What you will do. Comb the records below for the string "Distance" and copy each line where it turns up.

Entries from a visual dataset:
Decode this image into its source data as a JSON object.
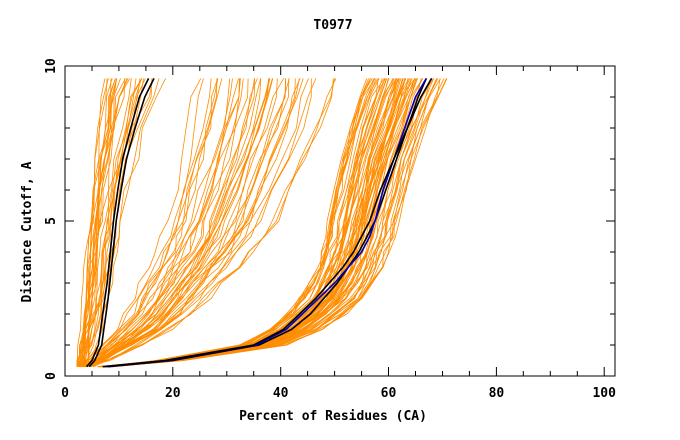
{
  "chart_data": {
    "type": "line",
    "title": "T0977",
    "xlabel": "Percent of Residues (CA)",
    "ylabel": "Distance Cutoff, A",
    "xlim": [
      0,
      102
    ],
    "ylim": [
      0,
      10
    ],
    "x_ticks": [
      0,
      20,
      40,
      60,
      80,
      100
    ],
    "y_ticks": [
      0,
      5,
      10
    ],
    "x_tick_labels": [
      "0",
      "20",
      "40",
      "60",
      "80",
      "100"
    ],
    "y_tick_labels": [
      "0",
      "5",
      "10"
    ],
    "grid": false,
    "legend": "none",
    "colors": {
      "models": "#ff8c00",
      "highlight_black": "#000000",
      "highlight_blue": "#0000c0"
    },
    "y_levels": [
      0.3,
      0.5,
      1.0,
      1.5,
      2.0,
      2.5,
      3.0,
      3.5,
      4.0,
      4.5,
      5.0,
      6.0,
      7.0,
      8.0,
      9.0,
      9.6
    ],
    "series": [
      {
        "name": "model-group-steep",
        "group": "steep",
        "color": "#ff8c00",
        "count": 28,
        "x": [
          2.5,
          3.5,
          4.5,
          5.0,
          5.5,
          6.0,
          6.5,
          6.8,
          7.2,
          7.6,
          8.0,
          9.0,
          10.0,
          11.5,
          13.0,
          14.0
        ]
      },
      {
        "name": "model-group-middle",
        "group": "middle",
        "color": "#ff8c00",
        "count": 42,
        "x": [
          4.0,
          6.0,
          10.0,
          14.0,
          17.0,
          19.0,
          21.0,
          23.0,
          25.0,
          26.5,
          28.0,
          30.0,
          32.0,
          34.0,
          35.5,
          36.0
        ]
      },
      {
        "name": "model-group-shallow",
        "group": "shallow",
        "color": "#ff8c00",
        "count": 70,
        "x": [
          7.5,
          20.0,
          38.0,
          44.0,
          48.0,
          51.0,
          53.0,
          54.5,
          55.5,
          56.5,
          57.0,
          58.5,
          60.0,
          62.0,
          64.0,
          65.5
        ]
      },
      {
        "name": "highlight-model-left-1",
        "color": "#000000",
        "x": [
          4.0,
          5.0,
          6.2,
          6.6,
          7.0,
          7.4,
          7.8,
          8.1,
          8.4,
          8.7,
          9.0,
          9.8,
          10.7,
          12.2,
          13.8,
          15.5
        ]
      },
      {
        "name": "highlight-model-left-2",
        "color": "#000000",
        "x": [
          4.5,
          5.5,
          6.8,
          7.2,
          7.6,
          8.0,
          8.3,
          8.6,
          8.9,
          9.2,
          9.5,
          10.4,
          11.4,
          13.0,
          14.8,
          16.5
        ]
      },
      {
        "name": "highlight-model-right-1",
        "color": "#000000",
        "x": [
          8.0,
          20.0,
          36.0,
          42.0,
          45.5,
          48.0,
          50.5,
          52.5,
          54.5,
          56.0,
          57.5,
          59.5,
          61.5,
          63.5,
          65.5,
          67.0
        ]
      },
      {
        "name": "highlight-model-right-2",
        "color": "#0000c0",
        "x": [
          7.5,
          19.0,
          35.5,
          41.0,
          44.0,
          47.0,
          50.0,
          52.5,
          55.0,
          56.5,
          57.5,
          59.0,
          61.0,
          63.0,
          65.0,
          67.0
        ]
      },
      {
        "name": "highlight-model-right-3",
        "color": "#000000",
        "x": [
          7.0,
          18.5,
          35.0,
          40.5,
          43.5,
          46.5,
          49.0,
          51.5,
          53.5,
          55.0,
          56.5,
          58.5,
          61.0,
          63.5,
          66.0,
          68.0
        ]
      }
    ]
  }
}
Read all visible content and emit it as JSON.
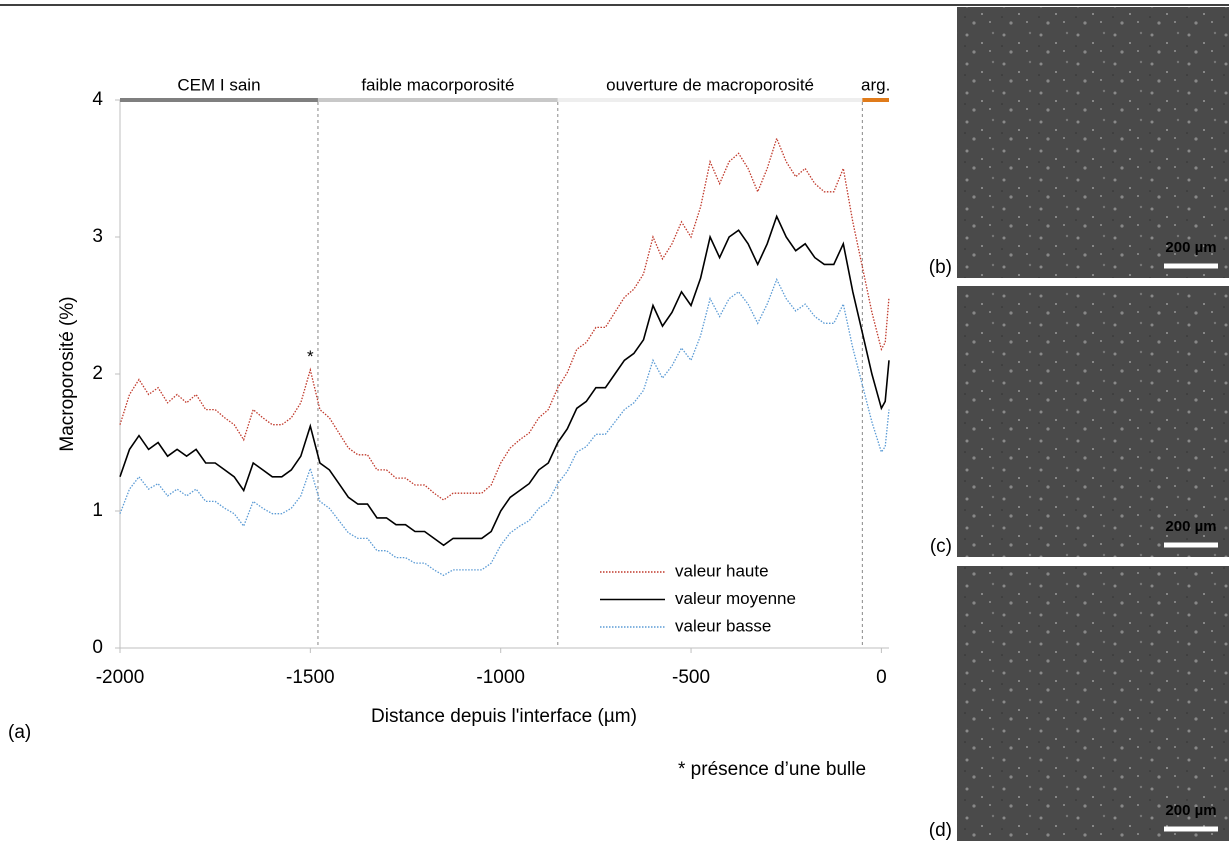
{
  "chart_data": {
    "type": "line",
    "panel_label": "(a)",
    "x_label": "Distance depuis l'interface (µm)",
    "y_label": "Macroporosité (%)",
    "xlim": [
      -2000,
      20
    ],
    "ylim": [
      0,
      4
    ],
    "xticks": [
      -2000,
      -1500,
      -1000,
      -500,
      0
    ],
    "yticks": [
      0,
      1,
      2,
      3,
      4
    ],
    "grid": false,
    "legend": "lower right",
    "zones": [
      {
        "label": "CEM I sain",
        "from": -2000,
        "to": -1480,
        "bar_color": "#7f7f7f",
        "text_color": "#7f7f7f"
      },
      {
        "label": "faible macorporosité",
        "from": -1480,
        "to": -850,
        "bar_color": "#c8c8c8",
        "text_color": "#bfbfbf"
      },
      {
        "label": "ouverture de macroporosité",
        "from": -850,
        "to": -50,
        "bar_color": "#eeeeee",
        "text_color": "#000000"
      },
      {
        "label": "arg.",
        "from": -50,
        "to": 20,
        "bar_color": "#e07b1a",
        "text_color": "#e07b1a"
      }
    ],
    "annotations": [
      {
        "text": "*",
        "x": -1500,
        "y": 2.12
      }
    ],
    "note": "* présence d’une bulle",
    "x": [
      -2000,
      -1975,
      -1950,
      -1925,
      -1900,
      -1875,
      -1850,
      -1825,
      -1800,
      -1775,
      -1750,
      -1725,
      -1700,
      -1675,
      -1650,
      -1625,
      -1600,
      -1575,
      -1550,
      -1525,
      -1500,
      -1475,
      -1450,
      -1425,
      -1400,
      -1375,
      -1350,
      -1325,
      -1300,
      -1275,
      -1250,
      -1225,
      -1200,
      -1175,
      -1150,
      -1125,
      -1100,
      -1075,
      -1050,
      -1025,
      -1000,
      -975,
      -950,
      -925,
      -900,
      -875,
      -850,
      -825,
      -800,
      -775,
      -750,
      -725,
      -700,
      -675,
      -650,
      -625,
      -600,
      -575,
      -550,
      -525,
      -500,
      -475,
      -450,
      -425,
      -400,
      -375,
      -350,
      -325,
      -300,
      -275,
      -250,
      -225,
      -200,
      -175,
      -150,
      -125,
      -100,
      -75,
      -50,
      -25,
      0,
      10,
      20
    ],
    "series": [
      {
        "name": "valeur haute",
        "color": "#c0392b",
        "style": "dotted",
        "values": [
          1.63,
          1.85,
          1.96,
          1.85,
          1.9,
          1.79,
          1.85,
          1.79,
          1.85,
          1.74,
          1.74,
          1.68,
          1.63,
          1.52,
          1.74,
          1.68,
          1.63,
          1.63,
          1.68,
          1.79,
          2.03,
          1.74,
          1.68,
          1.57,
          1.46,
          1.41,
          1.41,
          1.3,
          1.3,
          1.24,
          1.24,
          1.19,
          1.19,
          1.13,
          1.08,
          1.13,
          1.13,
          1.13,
          1.13,
          1.19,
          1.35,
          1.46,
          1.52,
          1.57,
          1.68,
          1.74,
          1.9,
          2.01,
          2.18,
          2.23,
          2.34,
          2.34,
          2.45,
          2.56,
          2.62,
          2.73,
          3.0,
          2.84,
          2.95,
          3.11,
          3.0,
          3.22,
          3.55,
          3.39,
          3.55,
          3.61,
          3.5,
          3.33,
          3.5,
          3.72,
          3.55,
          3.44,
          3.5,
          3.39,
          3.33,
          3.33,
          3.5,
          3.11,
          2.78,
          2.45,
          2.18,
          2.23,
          2.56
        ]
      },
      {
        "name": "valeur moyenne",
        "color": "#000000",
        "style": "solid",
        "values": [
          1.25,
          1.45,
          1.55,
          1.45,
          1.5,
          1.4,
          1.45,
          1.4,
          1.45,
          1.35,
          1.35,
          1.3,
          1.25,
          1.15,
          1.35,
          1.3,
          1.25,
          1.25,
          1.3,
          1.4,
          1.62,
          1.35,
          1.3,
          1.2,
          1.1,
          1.05,
          1.05,
          0.95,
          0.95,
          0.9,
          0.9,
          0.85,
          0.85,
          0.8,
          0.75,
          0.8,
          0.8,
          0.8,
          0.8,
          0.85,
          1.0,
          1.1,
          1.15,
          1.2,
          1.3,
          1.35,
          1.5,
          1.6,
          1.75,
          1.8,
          1.9,
          1.9,
          2.0,
          2.1,
          2.15,
          2.25,
          2.5,
          2.35,
          2.45,
          2.6,
          2.5,
          2.7,
          3.0,
          2.85,
          3.0,
          3.05,
          2.95,
          2.8,
          2.95,
          3.15,
          3.0,
          2.9,
          2.95,
          2.85,
          2.8,
          2.8,
          2.95,
          2.6,
          2.3,
          2.0,
          1.75,
          1.8,
          2.1
        ]
      },
      {
        "name": "valeur basse",
        "color": "#5b9bd5",
        "style": "dotted",
        "values": [
          0.98,
          1.16,
          1.25,
          1.16,
          1.2,
          1.11,
          1.16,
          1.11,
          1.16,
          1.07,
          1.07,
          1.02,
          0.98,
          0.89,
          1.07,
          1.02,
          0.98,
          0.98,
          1.02,
          1.11,
          1.31,
          1.07,
          1.02,
          0.93,
          0.84,
          0.8,
          0.8,
          0.71,
          0.71,
          0.66,
          0.66,
          0.62,
          0.62,
          0.57,
          0.53,
          0.57,
          0.57,
          0.57,
          0.57,
          0.62,
          0.75,
          0.84,
          0.89,
          0.93,
          1.02,
          1.07,
          1.2,
          1.29,
          1.43,
          1.47,
          1.56,
          1.56,
          1.65,
          1.74,
          1.79,
          1.88,
          2.1,
          1.97,
          2.06,
          2.19,
          2.1,
          2.28,
          2.55,
          2.42,
          2.55,
          2.6,
          2.51,
          2.37,
          2.51,
          2.69,
          2.55,
          2.46,
          2.51,
          2.42,
          2.37,
          2.37,
          2.51,
          2.19,
          1.92,
          1.65,
          1.43,
          1.47,
          1.74
        ]
      }
    ]
  },
  "panels": [
    {
      "label": "(b)",
      "scale_bar": "200 µm"
    },
    {
      "label": "(c)",
      "scale_bar": "200 µm"
    },
    {
      "label": "(d)",
      "scale_bar": "200 µm"
    }
  ]
}
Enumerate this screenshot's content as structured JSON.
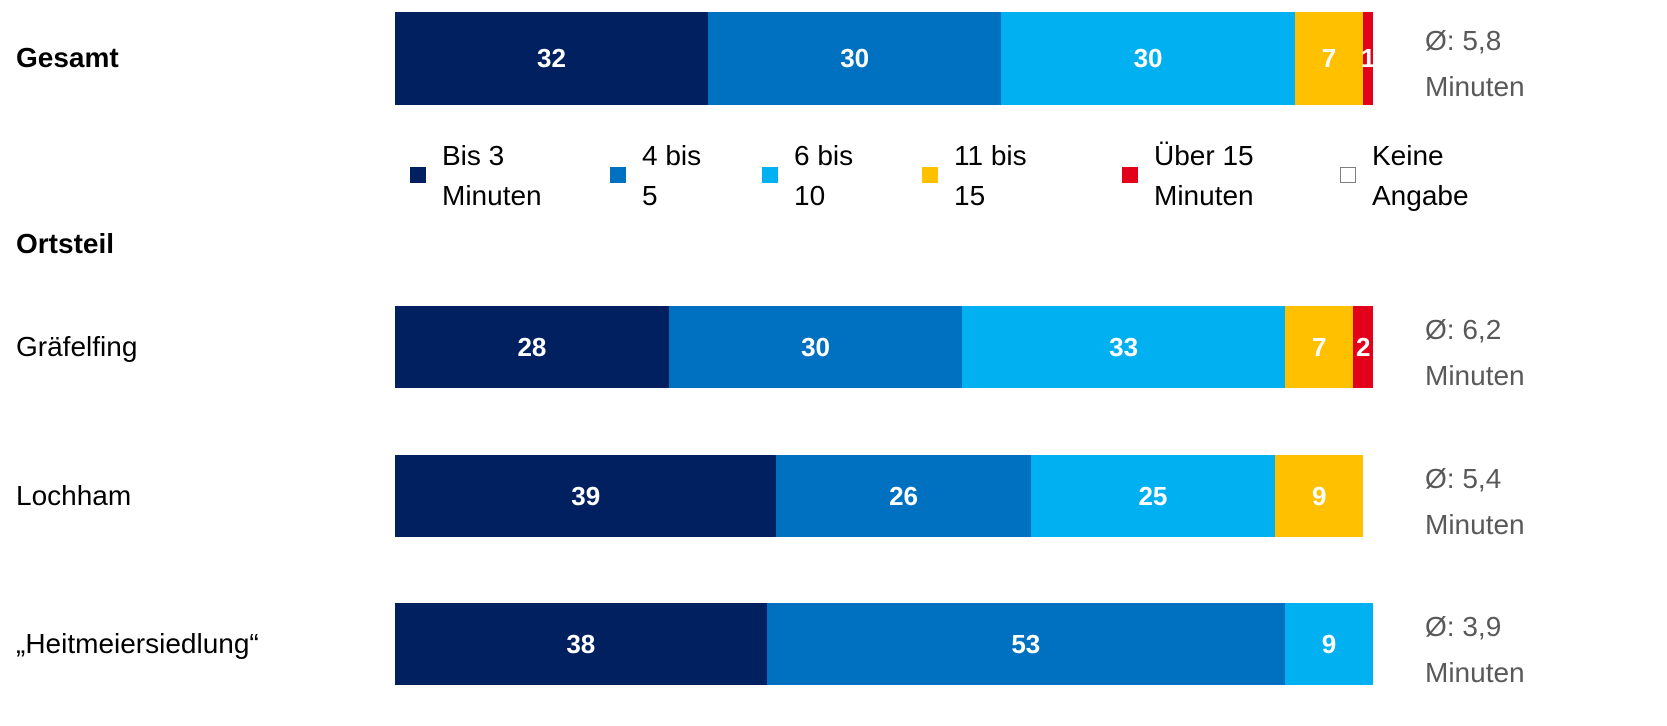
{
  "chart_data": {
    "type": "stacked_bar_horizontal",
    "categories": [
      "Gesamt",
      "Gräfelfing",
      "Lochham",
      "„Heitmeiersiedlung“"
    ],
    "group_label": "Ortsteil",
    "xlim": [
      0,
      100
    ],
    "series": [
      {
        "name": "Bis 3 Minuten",
        "color": "#002060",
        "values": [
          32,
          28,
          39,
          38
        ]
      },
      {
        "name": "4 bis 5",
        "color": "#0070c0",
        "values": [
          30,
          30,
          26,
          53
        ]
      },
      {
        "name": "6 bis 10",
        "color": "#00b0f0",
        "values": [
          30,
          33,
          25,
          9
        ]
      },
      {
        "name": "11 bis 15",
        "color": "#ffc000",
        "values": [
          7,
          7,
          9,
          null
        ]
      },
      {
        "name": "Über 15 Minuten",
        "color": "#e3001b",
        "values": [
          1,
          2,
          null,
          null
        ]
      },
      {
        "name": "Keine Angabe",
        "color": "#ffffff",
        "values": [
          null,
          null,
          null,
          null
        ]
      }
    ],
    "annotations": [
      "Ø: 5,8 Minuten",
      "Ø: 6,2 Minuten",
      "Ø: 5,4 Minuten",
      "Ø: 3,9 Minuten"
    ]
  }
}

Task solution.
    "ylabel": "Distance Cutoff, A",
    "x_label": "Distance depuis l'interface (µm)",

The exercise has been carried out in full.